* begin RECORDS PROVIDED *
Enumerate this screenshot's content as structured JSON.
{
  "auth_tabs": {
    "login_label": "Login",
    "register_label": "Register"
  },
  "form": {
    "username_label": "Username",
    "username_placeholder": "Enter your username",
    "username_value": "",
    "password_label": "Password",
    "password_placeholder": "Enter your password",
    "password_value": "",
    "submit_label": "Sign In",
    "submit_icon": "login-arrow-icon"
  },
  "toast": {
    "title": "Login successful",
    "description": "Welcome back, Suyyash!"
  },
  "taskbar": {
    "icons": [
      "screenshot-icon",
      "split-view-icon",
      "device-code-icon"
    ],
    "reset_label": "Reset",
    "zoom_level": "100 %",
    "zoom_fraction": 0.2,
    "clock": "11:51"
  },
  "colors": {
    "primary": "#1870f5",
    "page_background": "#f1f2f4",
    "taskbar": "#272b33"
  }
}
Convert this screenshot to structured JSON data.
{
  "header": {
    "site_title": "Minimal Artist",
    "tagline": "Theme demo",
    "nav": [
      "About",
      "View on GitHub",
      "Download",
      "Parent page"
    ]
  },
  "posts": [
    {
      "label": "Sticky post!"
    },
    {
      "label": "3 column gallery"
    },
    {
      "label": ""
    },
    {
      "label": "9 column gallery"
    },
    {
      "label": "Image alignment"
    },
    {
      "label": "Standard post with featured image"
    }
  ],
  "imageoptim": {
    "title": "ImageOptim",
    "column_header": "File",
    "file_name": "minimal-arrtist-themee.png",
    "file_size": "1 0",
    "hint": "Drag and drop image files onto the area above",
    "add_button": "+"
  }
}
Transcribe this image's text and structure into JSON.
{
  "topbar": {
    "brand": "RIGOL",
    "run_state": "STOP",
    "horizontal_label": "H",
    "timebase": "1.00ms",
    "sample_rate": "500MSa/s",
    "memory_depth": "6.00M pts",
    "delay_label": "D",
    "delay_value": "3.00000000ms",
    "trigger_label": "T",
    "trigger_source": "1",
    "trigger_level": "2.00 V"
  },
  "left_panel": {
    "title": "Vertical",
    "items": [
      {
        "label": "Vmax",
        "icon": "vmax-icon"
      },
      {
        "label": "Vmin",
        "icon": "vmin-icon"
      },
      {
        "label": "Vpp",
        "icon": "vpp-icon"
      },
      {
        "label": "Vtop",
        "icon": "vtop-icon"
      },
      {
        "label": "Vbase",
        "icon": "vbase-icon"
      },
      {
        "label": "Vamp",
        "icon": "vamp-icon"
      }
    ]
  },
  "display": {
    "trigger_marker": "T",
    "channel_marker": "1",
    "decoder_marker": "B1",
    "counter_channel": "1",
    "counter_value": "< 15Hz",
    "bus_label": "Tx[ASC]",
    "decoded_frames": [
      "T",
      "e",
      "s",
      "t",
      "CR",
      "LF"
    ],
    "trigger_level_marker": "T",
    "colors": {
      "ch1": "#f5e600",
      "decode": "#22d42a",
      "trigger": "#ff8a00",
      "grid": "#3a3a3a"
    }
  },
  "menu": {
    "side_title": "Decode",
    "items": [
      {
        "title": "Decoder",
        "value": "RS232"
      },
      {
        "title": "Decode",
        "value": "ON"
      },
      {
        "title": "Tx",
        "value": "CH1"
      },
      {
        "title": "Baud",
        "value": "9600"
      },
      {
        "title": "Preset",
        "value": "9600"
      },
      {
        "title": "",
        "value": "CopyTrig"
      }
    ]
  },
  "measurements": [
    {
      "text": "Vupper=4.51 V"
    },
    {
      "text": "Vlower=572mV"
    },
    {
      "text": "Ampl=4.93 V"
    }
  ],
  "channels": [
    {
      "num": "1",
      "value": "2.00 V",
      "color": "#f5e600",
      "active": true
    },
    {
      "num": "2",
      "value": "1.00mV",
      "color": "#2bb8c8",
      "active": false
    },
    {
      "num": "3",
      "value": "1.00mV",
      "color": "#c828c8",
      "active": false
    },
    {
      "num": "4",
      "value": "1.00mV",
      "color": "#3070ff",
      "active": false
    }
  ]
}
* end RECORDS PROVIDED *
_PROBLEM STATEMENT:_
Set out the complete listing exactly as shown.

_TASK ANSWER:_
Enumerate this screenshot's content as structured JSON.
{
  "auth_tabs": {
    "login_label": "Login",
    "register_label": "Register"
  },
  "form": {
    "username_label": "Username",
    "username_placeholder": "Enter your username",
    "username_value": "",
    "password_label": "Password",
    "password_placeholder": "Enter your password",
    "password_value": "",
    "submit_label": "Sign In",
    "submit_icon": "login-arrow-icon"
  },
  "toast": {
    "title": "Login successful",
    "description": "Welcome back, Suyyash!"
  },
  "taskbar": {
    "icons": [
      "screenshot-icon",
      "split-view-icon",
      "device-code-icon"
    ],
    "reset_label": "Reset",
    "zoom_level": "100 %",
    "zoom_fraction": 0.2,
    "clock": "11:51"
  },
  "colors": {
    "primary": "#1870f5",
    "page_background": "#f1f2f4",
    "taskbar": "#272b33"
  }
}
Convert this screenshot to structured JSON data.
{
  "header": {
    "site_title": "Minimal Artist",
    "tagline": "Theme demo",
    "nav": [
      "About",
      "View on GitHub",
      "Download",
      "Parent page"
    ]
  },
  "posts": [
    {
      "label": "Sticky post!"
    },
    {
      "label": "3 column gallery"
    },
    {
      "label": ""
    },
    {
      "label": "9 column gallery"
    },
    {
      "label": "Image alignment"
    },
    {
      "label": "Standard post with featured image"
    }
  ],
  "imageoptim": {
    "title": "ImageOptim",
    "column_header": "File",
    "file_name": "minimal-arrtist-themee.png",
    "file_size": "1 0",
    "hint": "Drag and drop image files onto the area above",
    "add_button": "+"
  }
}
Transcribe this image's text and structure into JSON.
{
  "topbar": {
    "brand": "RIGOL",
    "run_state": "STOP",
    "horizontal_label": "H",
    "timebase": "1.00ms",
    "sample_rate": "500MSa/s",
    "memory_depth": "6.00M pts",
    "delay_label": "D",
    "delay_value": "3.00000000ms",
    "trigger_label": "T",
    "trigger_source": "1",
    "trigger_level": "2.00 V"
  },
  "left_panel": {
    "title": "Vertical",
    "items": [
      {
        "label": "Vmax",
        "icon": "vmax-icon"
      },
      {
        "label": "Vmin",
        "icon": "vmin-icon"
      },
      {
        "label": "Vpp",
        "icon": "vpp-icon"
      },
      {
        "label": "Vtop",
        "icon": "vtop-icon"
      },
      {
        "label": "Vbase",
        "icon": "vbase-icon"
      },
      {
        "label": "Vamp",
        "icon": "vamp-icon"
      }
    ]
  },
  "display": {
    "trigger_marker": "T",
    "channel_marker": "1",
    "decoder_marker": "B1",
    "counter_channel": "1",
    "counter_value": "< 15Hz",
    "bus_label": "Tx[ASC]",
    "decoded_frames": [
      "T",
      "e",
      "s",
      "t",
      "CR",
      "LF"
    ],
    "trigger_level_marker": "T",
    "colors": {
      "ch1": "#f5e600",
      "decode": "#22d42a",
      "trigger": "#ff8a00",
      "grid": "#3a3a3a"
    }
  },
  "menu": {
    "side_title": "Decode",
    "items": [
      {
        "title": "Decoder",
        "value": "RS232"
      },
      {
        "title": "Decode",
        "value": "ON"
      },
      {
        "title": "Tx",
        "value": "CH1"
      },
      {
        "title": "Baud",
        "value": "9600"
      },
      {
        "title": "Preset",
        "value": "9600"
      },
      {
        "title": "",
        "value": "CopyTrig"
      }
    ]
  },
  "measurements": [
    {
      "text": "Vupper=4.51 V"
    },
    {
      "text": "Vlower=572mV"
    },
    {
      "text": "Ampl=4.93 V"
    }
  ],
  "channels": [
    {
      "num": "1",
      "value": "2.00 V",
      "color": "#f5e600",
      "active": true
    },
    {
      "num": "2",
      "value": "1.00mV",
      "color": "#2bb8c8",
      "active": false
    },
    {
      "num": "3",
      "value": "1.00mV",
      "color": "#c828c8",
      "active": false
    },
    {
      "num": "4",
      "value": "1.00mV",
      "color": "#3070ff",
      "active": false
    }
  ]
}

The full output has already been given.